▶ YOUR INSTRUCTIONS
Make an exact copy of the lines, leaving the pictures out.

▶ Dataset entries
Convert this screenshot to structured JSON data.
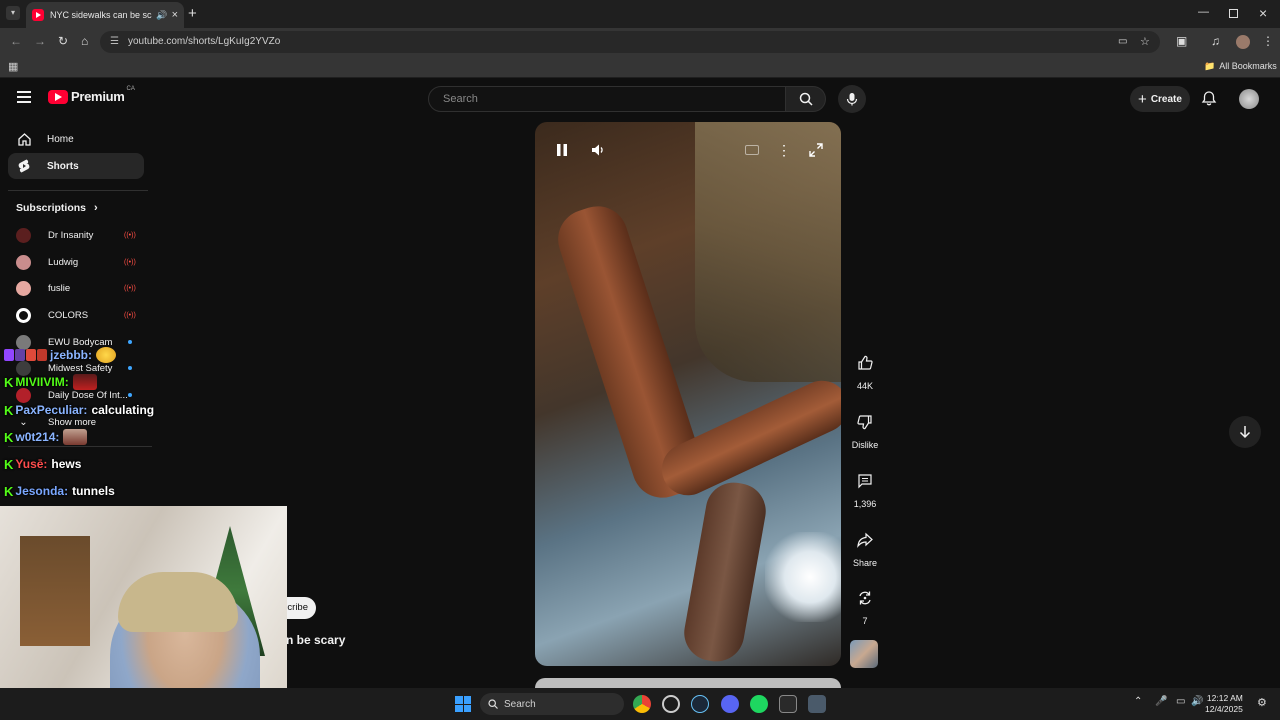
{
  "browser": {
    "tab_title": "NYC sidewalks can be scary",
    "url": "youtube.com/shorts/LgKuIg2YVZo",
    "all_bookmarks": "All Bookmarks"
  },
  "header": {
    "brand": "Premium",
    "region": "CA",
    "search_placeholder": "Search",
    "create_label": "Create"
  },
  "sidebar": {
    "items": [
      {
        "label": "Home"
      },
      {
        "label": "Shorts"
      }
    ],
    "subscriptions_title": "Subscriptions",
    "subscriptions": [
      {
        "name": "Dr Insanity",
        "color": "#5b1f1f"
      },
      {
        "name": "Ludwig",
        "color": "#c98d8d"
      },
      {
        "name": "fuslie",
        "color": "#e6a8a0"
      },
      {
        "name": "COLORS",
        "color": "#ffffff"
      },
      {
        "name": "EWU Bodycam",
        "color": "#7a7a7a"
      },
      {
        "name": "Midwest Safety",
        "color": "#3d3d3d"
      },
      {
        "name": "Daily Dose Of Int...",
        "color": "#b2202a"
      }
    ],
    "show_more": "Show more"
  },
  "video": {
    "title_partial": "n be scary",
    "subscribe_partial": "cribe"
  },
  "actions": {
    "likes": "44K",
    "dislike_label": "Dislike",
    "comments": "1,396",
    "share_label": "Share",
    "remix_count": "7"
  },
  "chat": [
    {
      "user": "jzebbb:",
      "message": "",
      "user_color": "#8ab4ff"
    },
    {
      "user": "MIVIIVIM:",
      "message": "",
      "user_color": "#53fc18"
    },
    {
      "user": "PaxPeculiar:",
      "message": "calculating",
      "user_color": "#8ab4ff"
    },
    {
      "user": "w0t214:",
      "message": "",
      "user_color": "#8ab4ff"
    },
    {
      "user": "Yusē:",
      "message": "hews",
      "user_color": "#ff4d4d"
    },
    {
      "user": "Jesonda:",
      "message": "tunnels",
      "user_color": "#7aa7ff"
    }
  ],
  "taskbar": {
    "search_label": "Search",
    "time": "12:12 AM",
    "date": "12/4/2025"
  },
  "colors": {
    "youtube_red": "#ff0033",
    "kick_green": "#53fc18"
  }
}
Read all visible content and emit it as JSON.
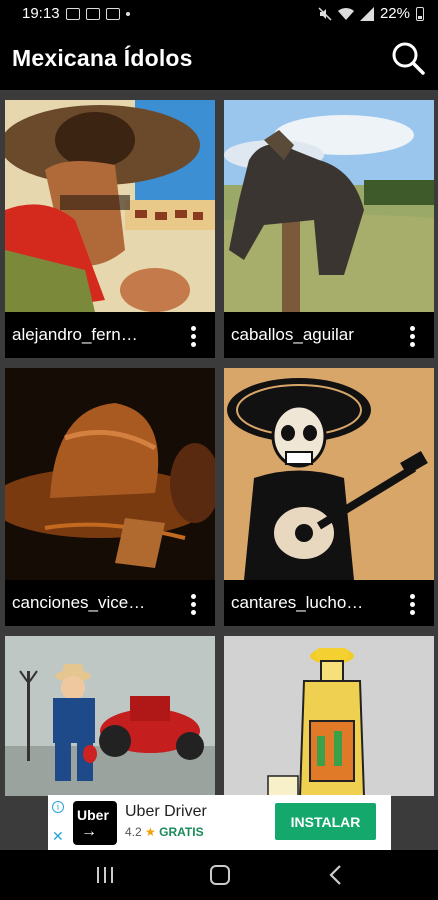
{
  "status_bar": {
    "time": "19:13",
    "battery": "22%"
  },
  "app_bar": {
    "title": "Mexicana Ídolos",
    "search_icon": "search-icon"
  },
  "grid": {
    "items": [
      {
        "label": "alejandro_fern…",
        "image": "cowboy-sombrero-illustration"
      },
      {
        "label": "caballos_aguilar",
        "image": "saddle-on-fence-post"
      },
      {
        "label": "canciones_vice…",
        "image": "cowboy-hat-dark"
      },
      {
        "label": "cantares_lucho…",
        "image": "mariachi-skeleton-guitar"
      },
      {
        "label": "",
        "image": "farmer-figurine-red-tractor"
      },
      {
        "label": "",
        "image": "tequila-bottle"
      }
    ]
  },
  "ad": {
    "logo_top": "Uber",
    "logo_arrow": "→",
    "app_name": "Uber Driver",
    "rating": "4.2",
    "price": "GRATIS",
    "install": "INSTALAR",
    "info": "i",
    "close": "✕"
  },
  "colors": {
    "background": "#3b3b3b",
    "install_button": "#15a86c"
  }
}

▶ RESULT OF THE TASK
Convert this screenshot to structured JSON data.
{
  "browser": {
    "tab_title": "NYC sidewalks can be scary",
    "url": "youtube.com/shorts/LgKuIg2YVZo",
    "all_bookmarks": "All Bookmarks"
  },
  "header": {
    "brand": "Premium",
    "region": "CA",
    "search_placeholder": "Search",
    "create_label": "Create"
  },
  "sidebar": {
    "items": [
      {
        "label": "Home"
      },
      {
        "label": "Shorts"
      }
    ],
    "subscriptions_title": "Subscriptions",
    "subscriptions": [
      {
        "name": "Dr Insanity",
        "color": "#5b1f1f"
      },
      {
        "name": "Ludwig",
        "color": "#c98d8d"
      },
      {
        "name": "fuslie",
        "color": "#e6a8a0"
      },
      {
        "name": "COLORS",
        "color": "#ffffff"
      },
      {
        "name": "EWU Bodycam",
        "color": "#7a7a7a"
      },
      {
        "name": "Midwest Safety",
        "color": "#3d3d3d"
      },
      {
        "name": "Daily Dose Of Int...",
        "color": "#b2202a"
      }
    ],
    "show_more": "Show more"
  },
  "video": {
    "title_partial": "n be scary",
    "subscribe_partial": "cribe"
  },
  "actions": {
    "likes": "44K",
    "dislike_label": "Dislike",
    "comments": "1,396",
    "share_label": "Share",
    "remix_count": "7"
  },
  "chat": [
    {
      "user": "jzebbb:",
      "message": "",
      "user_color": "#8ab4ff"
    },
    {
      "user": "MIVIIVIM:",
      "message": "",
      "user_color": "#53fc18"
    },
    {
      "user": "PaxPeculiar:",
      "message": "calculating",
      "user_color": "#8ab4ff"
    },
    {
      "user": "w0t214:",
      "message": "",
      "user_color": "#8ab4ff"
    },
    {
      "user": "Yusē:",
      "message": "hews",
      "user_color": "#ff4d4d"
    },
    {
      "user": "Jesonda:",
      "message": "tunnels",
      "user_color": "#7aa7ff"
    }
  ],
  "taskbar": {
    "search_label": "Search",
    "time": "12:12 AM",
    "date": "12/4/2025"
  },
  "colors": {
    "youtube_red": "#ff0033",
    "kick_green": "#53fc18"
  }
}
Read all visible content and emit it as JSON.
{
  "status_bar": {
    "time": "19:13",
    "battery": "22%"
  },
  "app_bar": {
    "title": "Mexicana Ídolos",
    "search_icon": "search-icon"
  },
  "grid": {
    "items": [
      {
        "label": "alejandro_fern…",
        "image": "cowboy-sombrero-illustration"
      },
      {
        "label": "caballos_aguilar",
        "image": "saddle-on-fence-post"
      },
      {
        "label": "canciones_vice…",
        "image": "cowboy-hat-dark"
      },
      {
        "label": "cantares_lucho…",
        "image": "mariachi-skeleton-guitar"
      },
      {
        "label": "",
        "image": "farmer-figurine-red-tractor"
      },
      {
        "label": "",
        "image": "tequila-bottle"
      }
    ]
  },
  "ad": {
    "logo_top": "Uber",
    "logo_arrow": "→",
    "app_name": "Uber Driver",
    "rating": "4.2",
    "price": "GRATIS",
    "install": "INSTALAR",
    "info": "i",
    "close": "✕"
  },
  "colors": {
    "background": "#3b3b3b",
    "install_button": "#15a86c"
  }
}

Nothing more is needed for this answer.